Extracted data entries:

____________

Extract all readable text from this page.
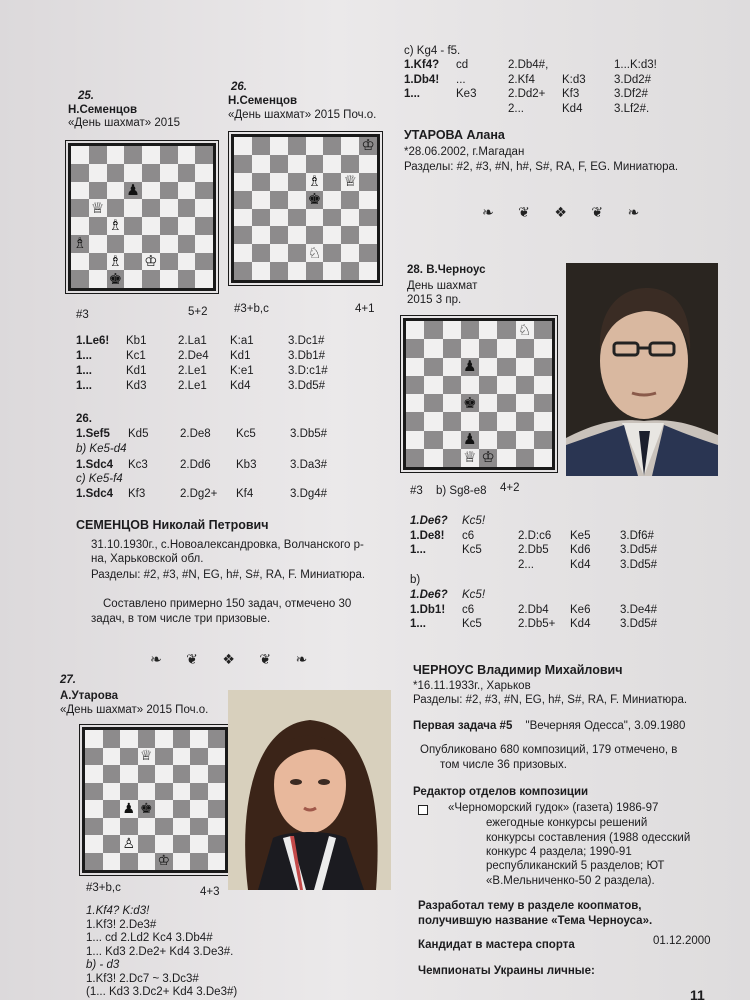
25.
Н.Семенцов
«День шахмат» 2015
♟
♕
♗
♗
♗ ♔
♚
#3	5+2
26.
Н.Семенцов
«День шахмат» 2015 Поч.о.
♔
♗ ♕
♚
♘
#3+b,c	4+1
1.Le6! Kb1	2.La1 K:a1	3.Dc1#
1...	Kc1	2.De4 Kd1	3.Db1#
1...	Kd1	2.Le1 K:e1	3.D:c1#
1...	Kd3	2.Le1 Kd4	3.Dd5#
26.
1.Sef5 Kd5	2.De8 Kc5	3.Db5#
b) Ke5-d4
1.Sdc4 Kc3	2.Dd6 Kb3	3.Da3#
c) Ke5-f4
1.Sdc4 Kf3	2.Dg2+ Kf4	3.Dg4#
СЕМЕНЦОВ Николай Петрович
31.10.1930г., с.Новоалександровка, Волчанского р-
на, Харьковской обл.
Разделы: #2, #3, #N, EG, h#, S#, RA, F. Миниатюра.
Составлено примерно 150 задач, отмечено 30
задач, в том числе три призовые.
❧ ❦ ❖ ❦ ❧
27.
А.Утарова
«День шахмат» 2015 Поч.о.
♕
♟ ♚
♙
♔
#3+b,c	4+3
1.Kf4? K:d3!
1.Kf3! 2.De3#
1... cd 2.Ld2 Kc4 3.Db4#
1... Kd3 2.De2+ Kd4 3.De3#.
b) - d3
1.Kf3! 2.Dc7 ~ 3.Dc3#
(1... Kd3 3.Dc2+ Kd4 3.De3#)
c) Kg4 - f5.
1.Kf4? cd	2.Db4#,	1...K:d3!
1.Db4! ...	2.Kf4 K:d3 3.Dd2#
1...	Ke3	2.Dd2+ Kf3	3.Df2#
2...	Kd4	3.Lf2#.
УТАРОВА Алана
*28.06.2002, г.Магадан
Разделы: #2, #3, #N, h#, S#, RA, F, EG. Миниатюра.
❧ ❦ ❖ ❦ ❧
28. В.Черноус
День шахмат
2015 3 пр.
♘
♟
♚
♟
♕ ♔
#3 b) Sg8-e8 4+2
1.De6? Kc5!
1.De8! c6	2.D:c6 Ke5	3.Df6#
1...	Kc5	2.Db5 Kd6	3.Dd5#
2...	Kd4	3.Dd5#
b)
1.De6? Kc5!
1.Db1! c6	2.Db4 Ke6	3.De4#
1...	Kc5	2.Db5+ Kd4	3.Dd5#
ЧЕРНОУС Владимир Михайлович
*16.11.1933г., Харьков
Разделы: #2, #3, #N, EG, h#, S#, RA, F. Миниатюра.
Первая задача #5 "Вечерняя Одесса", 3.09.1980
Опубликовано 680 композиций, 179 отмечено, в
том числе 36 призовых.
Редактор отделов композиции
«Черноморский гудок» (газета) 1986-97
ежегодные конкурсы решений
конкурсы составления (1988 одесский
конкурс 4 раздела; 1990-91
республиканский 5 разделов; ЮТ
«В.Мельниченко-50 2 раздела).
Разработал тему в разделе коопматов,
получившую название «Тема Черноуса».
Кандидат в мастера спорта	01.12.2000
Чемпионаты Украины личные:
11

____________

What is expected: Report how many lines in the listing above include the word "конкурсы". Give nothing but the number.

Correct result: 2